== SET EXERCISE ==
Take the material below and retype it in full; pictures are left out.

== DATA FOR THE TASK ==

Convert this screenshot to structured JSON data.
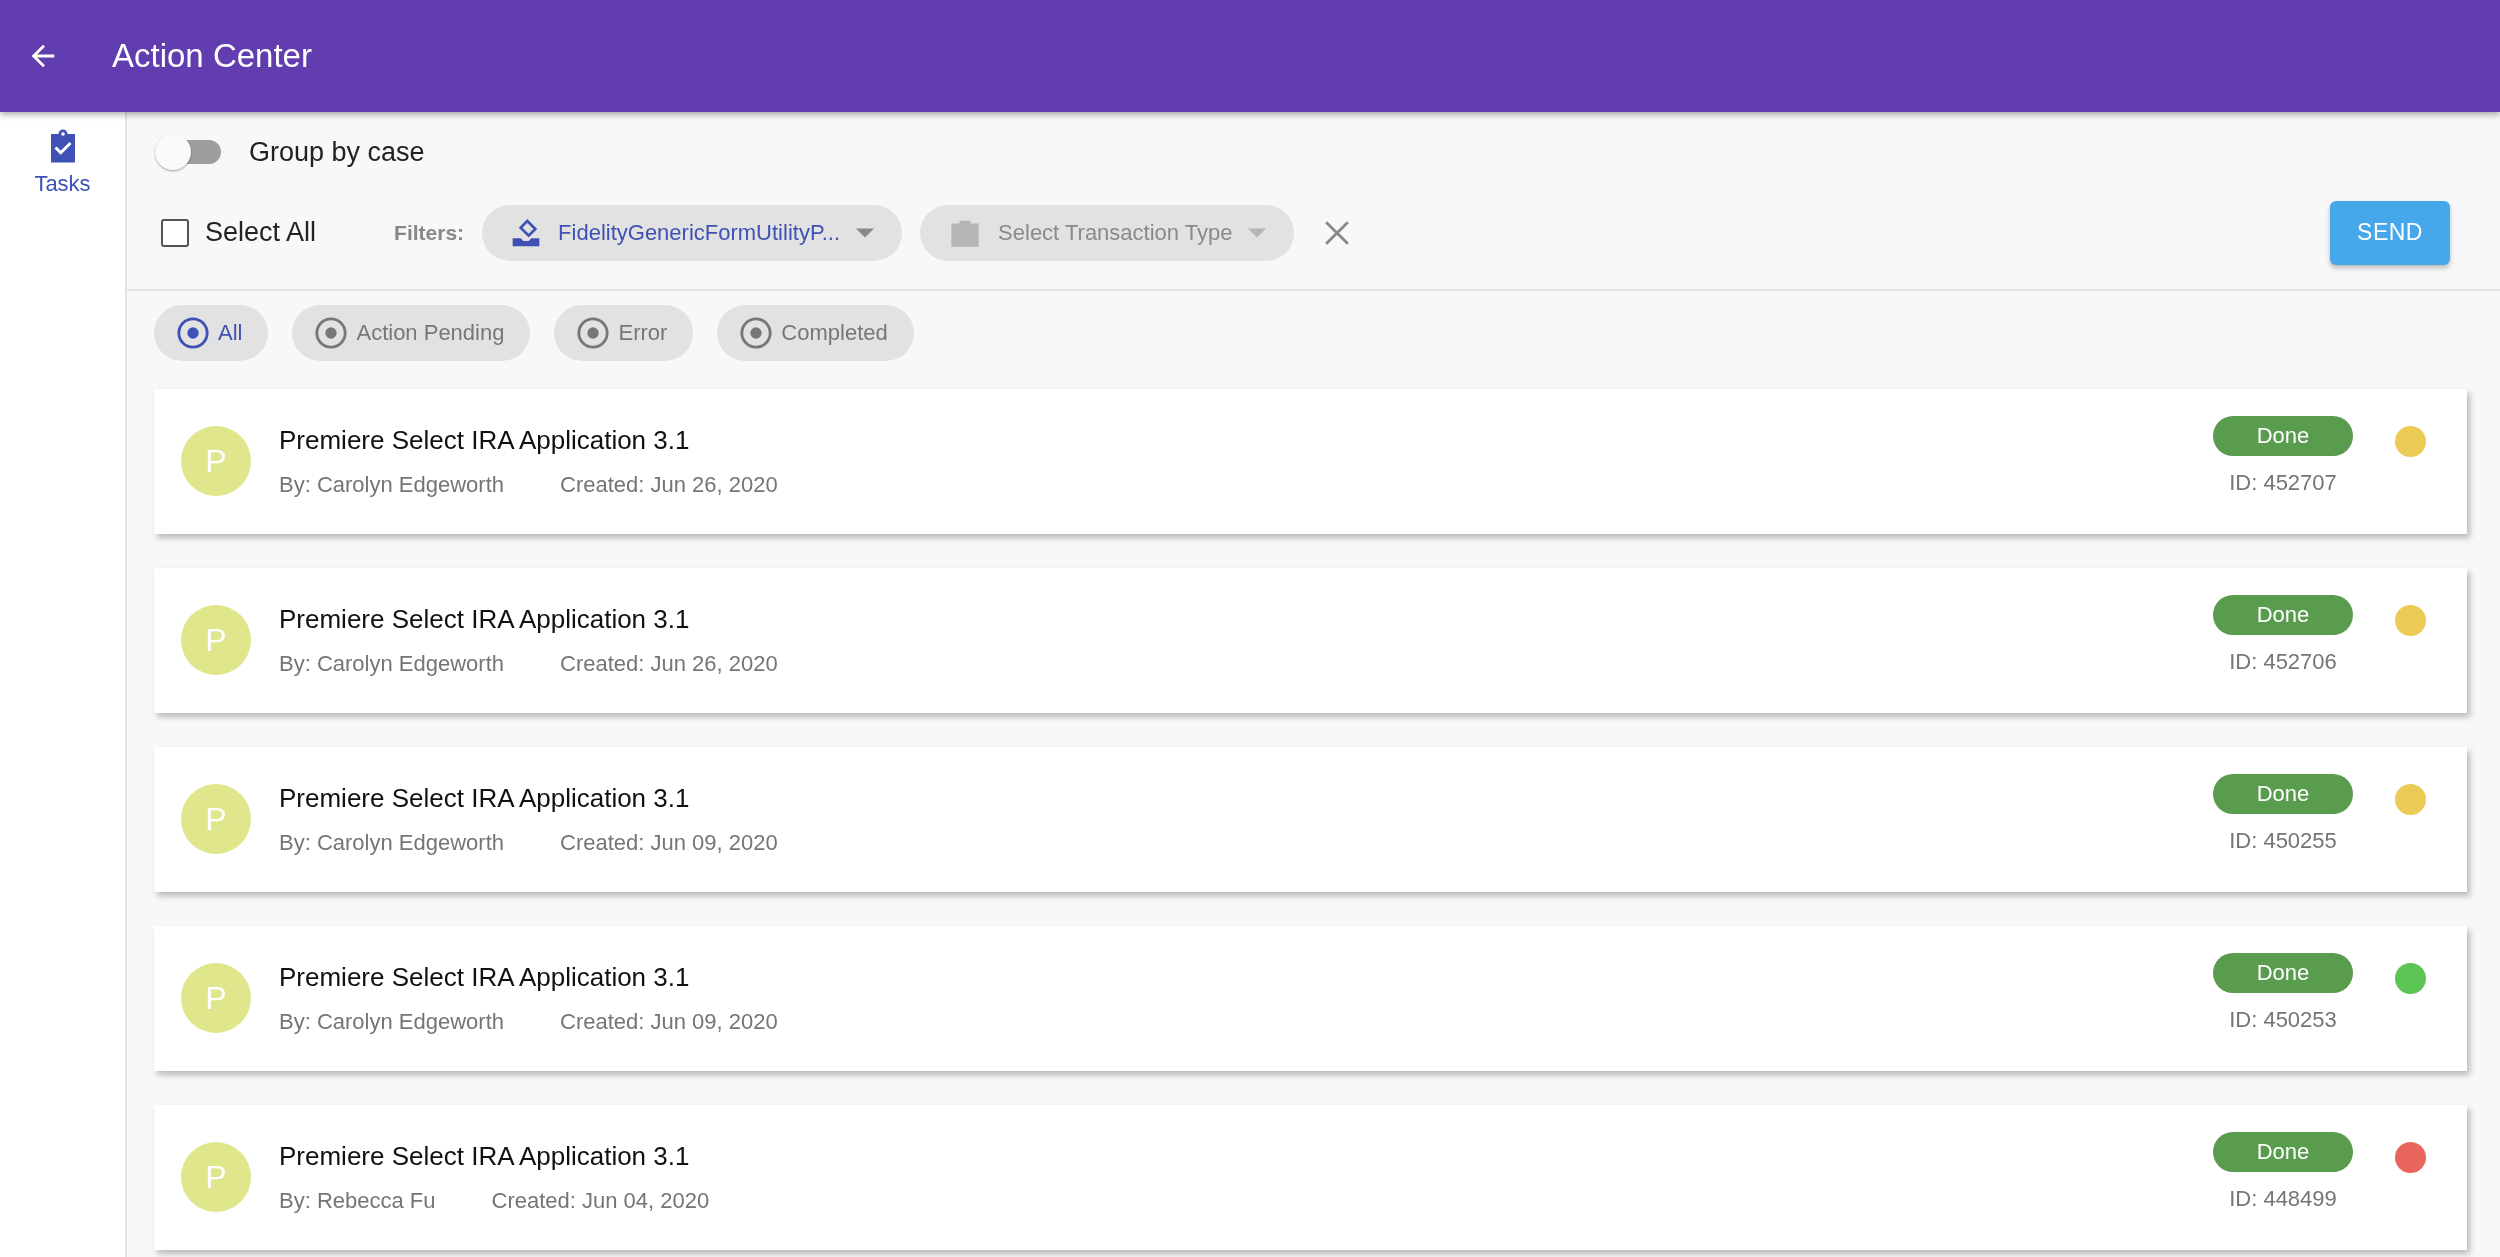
{
  "app_bar": {
    "title": "Action Center"
  },
  "sidebar": {
    "items": [
      {
        "label": "Tasks",
        "selected": true
      }
    ]
  },
  "group_by_case": {
    "label": "Group by case",
    "on": false
  },
  "select_all": {
    "label": "Select All",
    "checked": false
  },
  "filters": {
    "label": "Filters:",
    "fields": [
      {
        "kind": "form",
        "value": "FidelityGenericFormUtilityP..."
      },
      {
        "kind": "transaction",
        "placeholder": "Select Transaction Type"
      }
    ]
  },
  "send_button": "SEND",
  "status_tabs": [
    {
      "label": "All",
      "selected": true
    },
    {
      "label": "Action Pending",
      "selected": false
    },
    {
      "label": "Error",
      "selected": false
    },
    {
      "label": "Completed",
      "selected": false
    }
  ],
  "tasks": [
    {
      "avatar": "P",
      "title": "Premiere Select IRA Application 3.1",
      "by": "By: Carolyn Edgeworth",
      "created": "Created: Jun 26, 2020",
      "status": "Done",
      "id": "ID: 452707",
      "color": "#ecca56"
    },
    {
      "avatar": "P",
      "title": "Premiere Select IRA Application 3.1",
      "by": "By: Carolyn Edgeworth",
      "created": "Created: Jun 26, 2020",
      "status": "Done",
      "id": "ID: 452706",
      "color": "#ecca56"
    },
    {
      "avatar": "P",
      "title": "Premiere Select IRA Application 3.1",
      "by": "By: Carolyn Edgeworth",
      "created": "Created: Jun 09, 2020",
      "status": "Done",
      "id": "ID: 450255",
      "color": "#ecca56"
    },
    {
      "avatar": "P",
      "title": "Premiere Select IRA Application 3.1",
      "by": "By: Carolyn Edgeworth",
      "created": "Created: Jun 09, 2020",
      "status": "Done",
      "id": "ID: 450253",
      "color": "#5cc454"
    },
    {
      "avatar": "P",
      "title": "Premiere Select IRA Application 3.1",
      "by": "By: Rebecca Fu",
      "created": "Created: Jun 04, 2020",
      "status": "Done",
      "id": "ID: 448499",
      "color": "#e8665c"
    }
  ]
}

== REPLY ==
Convert this screenshot to structured JSON data.
{
  "app_bar": {
    "title": "Action Center"
  },
  "sidebar": {
    "items": [
      {
        "label": "Tasks",
        "selected": true
      }
    ]
  },
  "group_by_case": {
    "label": "Group by case",
    "on": false
  },
  "select_all": {
    "label": "Select All",
    "checked": false
  },
  "filters": {
    "label": "Filters:",
    "fields": [
      {
        "kind": "form",
        "value": "FidelityGenericFormUtilityP..."
      },
      {
        "kind": "transaction",
        "placeholder": "Select Transaction Type"
      }
    ]
  },
  "send_button": "SEND",
  "status_tabs": [
    {
      "label": "All",
      "selected": true
    },
    {
      "label": "Action Pending",
      "selected": false
    },
    {
      "label": "Error",
      "selected": false
    },
    {
      "label": "Completed",
      "selected": false
    }
  ],
  "tasks": [
    {
      "avatar": "P",
      "title": "Premiere Select IRA Application 3.1",
      "by": "By: Carolyn Edgeworth",
      "created": "Created: Jun 26, 2020",
      "status": "Done",
      "id": "ID: 452707",
      "color": "#ecca56"
    },
    {
      "avatar": "P",
      "title": "Premiere Select IRA Application 3.1",
      "by": "By: Carolyn Edgeworth",
      "created": "Created: Jun 26, 2020",
      "status": "Done",
      "id": "ID: 452706",
      "color": "#ecca56"
    },
    {
      "avatar": "P",
      "title": "Premiere Select IRA Application 3.1",
      "by": "By: Carolyn Edgeworth",
      "created": "Created: Jun 09, 2020",
      "status": "Done",
      "id": "ID: 450255",
      "color": "#ecca56"
    },
    {
      "avatar": "P",
      "title": "Premiere Select IRA Application 3.1",
      "by": "By: Carolyn Edgeworth",
      "created": "Created: Jun 09, 2020",
      "status": "Done",
      "id": "ID: 450253",
      "color": "#5cc454"
    },
    {
      "avatar": "P",
      "title": "Premiere Select IRA Application 3.1",
      "by": "By: Rebecca Fu",
      "created": "Created: Jun 04, 2020",
      "status": "Done",
      "id": "ID: 448499",
      "color": "#e8665c"
    }
  ]
}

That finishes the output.